**SUPPLIED DATA:**
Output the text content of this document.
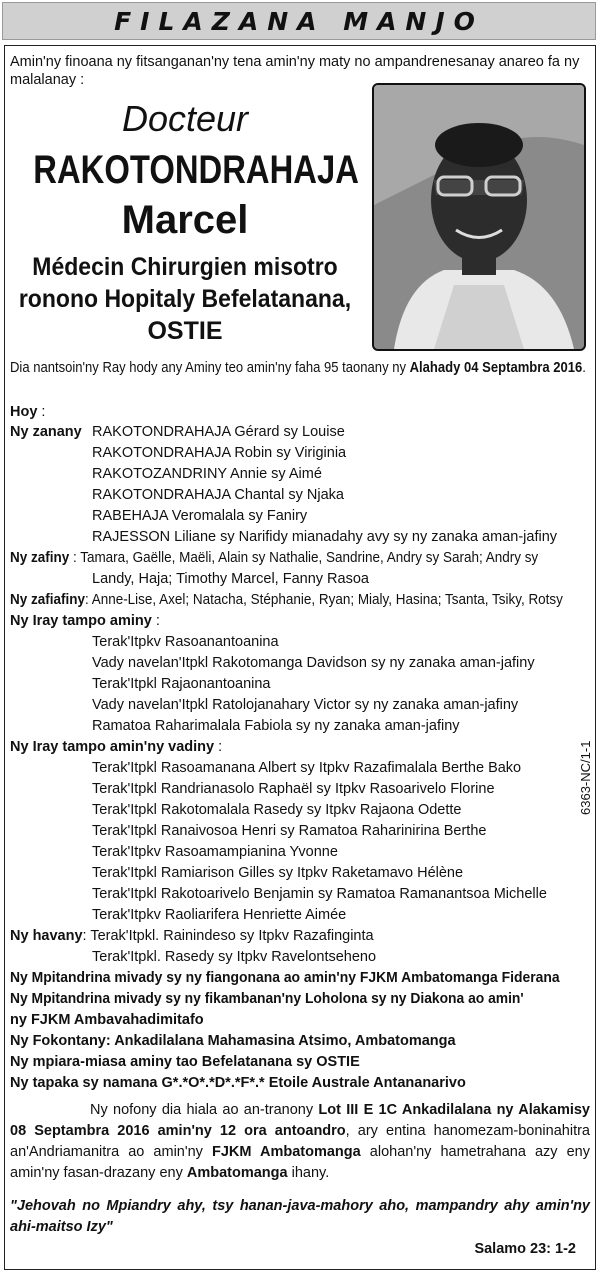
FILAZANA MANJO
Amin'ny finoana ny fitsanganan'ny tena amin'ny maty no ampandrenesanay anareo fa ny malalanay :
Docteur
RAKOTONDRAHAJA
Marcel
Médecin Chirurgien misotro
ronono Hopitaly Befelatanana,
OSTIE
Dia nantsoin'ny Ray hody any Aminy teo amin'ny faha 95 taonany ny Alahady 04 Septambra 2016.
Hoy :
Ny zanany RAKOTONDRAHAJA Gérard sy Louise
RAKOTONDRAHAJA Robin sy Viriginia
RAKOTOZANDRINY Annie sy Aimé
RAKOTONDRAHAJA Chantal sy Njaka
RABEHAJA Veromalala sy Faniry
RAJESSON Liliane sy Narifidy mianadahy avy sy ny zanaka aman-jafiny
Ny zafiny : Tamara, Gaëlle, Maëli, Alain sy Nathalie, Sandrine, Andry sy Sarah; Andry sy
Landy, Haja; Timothy Marcel, Fanny Rasoa
Ny zafiafiny: Anne-Lise, Axel; Natacha, Stéphanie, Ryan; Mialy, Hasina; Tsanta, Tsiky, Rotsy
Ny Iray tampo aminy :
Terak'Itpkv Rasoanantoanina
Vady navelan'Itpkl Rakotomanga Davidson sy ny zanaka aman-jafiny
Terak'Itpkl Rajaonantoanina
Vady navelan'Itpkl Ratolojanahary Victor sy ny zanaka aman-jafiny
Ramatoa Raharimalala Fabiola sy ny zanaka aman-jafiny
Ny Iray tampo amin'ny vadiny :
Terak'Itpkl Rasoamanana Albert sy Itpkv Razafimalala Berthe Bako
Terak'Itpkl Randrianasolo Raphaël sy Itpkv Rasoarivelo Florine
Terak'Itpkl Rakotomalala Rasedy sy Itpkv Rajaona Odette
Terak'Itpkl Ranaivosoa Henri sy Ramatoa Raharinirina Berthe
Terak'Itpkv Rasoamampianina Yvonne
Terak'Itpkl Ramiarison Gilles sy Itpkv Raketamavo Hélène
Terak'Itpkl Rakotoarivelo Benjamin sy Ramatoa Ramanantsoa Michelle
Terak'Itpkv Raoliarifera Henriette Aimée
6363-NC/1-1
Ny havany: Terak'Itpkl. Rainindeso sy Itpkv Razafinginta
Terak'Itpkl. Rasedy sy Itpkv Ravelontseheno
Ny Mpitandrina mivady sy ny fiangonana ao amin'ny FJKM Ambatomanga Fiderana
Ny Mpitandrina mivady sy ny fikambanan'ny Loholona sy ny Diakona ao amin'
ny FJKM Ambavahadimitafo
Ny Fokontany: Ankadilalana Mahamasina Atsimo, Ambatomanga
Ny mpiara-miasa aminy tao Befelatanana sy OSTIE
Ny tapaka sy namana G*.*O*.*D*.*F*.* Etoile Australe Antananarivo
Ny nofony dia hiala ao an-tranony Lot III E 1C Ankadilalana ny Alakamisy 08 Septambra 2016 amin'ny 12 ora antoandro, ary entina hanomezam-boninahitra an'Andriamanitra ao amin'ny FJKM Ambatomanga alohan'ny hametrahana azy eny amin'ny fasan-drazany eny Ambatomanga ihany.
"Jehovah no Mpiandry ahy, tsy hanan-java-mahory aho, mampandry ahy amin'ny ahi-maitso Izy"
Salamo 23: 1-2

**REQUIREMENTS:** Locate the lines above that contain "Itpkl" and copy them.

**RESULT OF THE TASK:**
Vady navelan'Itpkl Rakotomanga Davidson sy ny zanaka aman-jafiny
Terak'Itpkl Rajaonantoanina
Vady navelan'Itpkl Ratolojanahary Victor sy ny zanaka aman-jafiny
Terak'Itpkl Rasoamanana Albert sy Itpkv Razafimalala Berthe Bako
Terak'Itpkl Randrianasolo Raphaël sy Itpkv Rasoarivelo Florine
Terak'Itpkl Rakotomalala Rasedy sy Itpkv Rajaona Odette
Terak'Itpkl Ranaivosoa Henri sy Ramatoa Raharinirina Berthe
Terak'Itpkl Ramiarison Gilles sy Itpkv Raketamavo Hélène
Terak'Itpkl Rakotoarivelo Benjamin sy Ramatoa Ramanantsoa Michelle
Ny havany: Terak'Itpkl. Rainindeso sy Itpkv Razafinginta
Terak'Itpkl. Rasedy sy Itpkv Ravelontseheno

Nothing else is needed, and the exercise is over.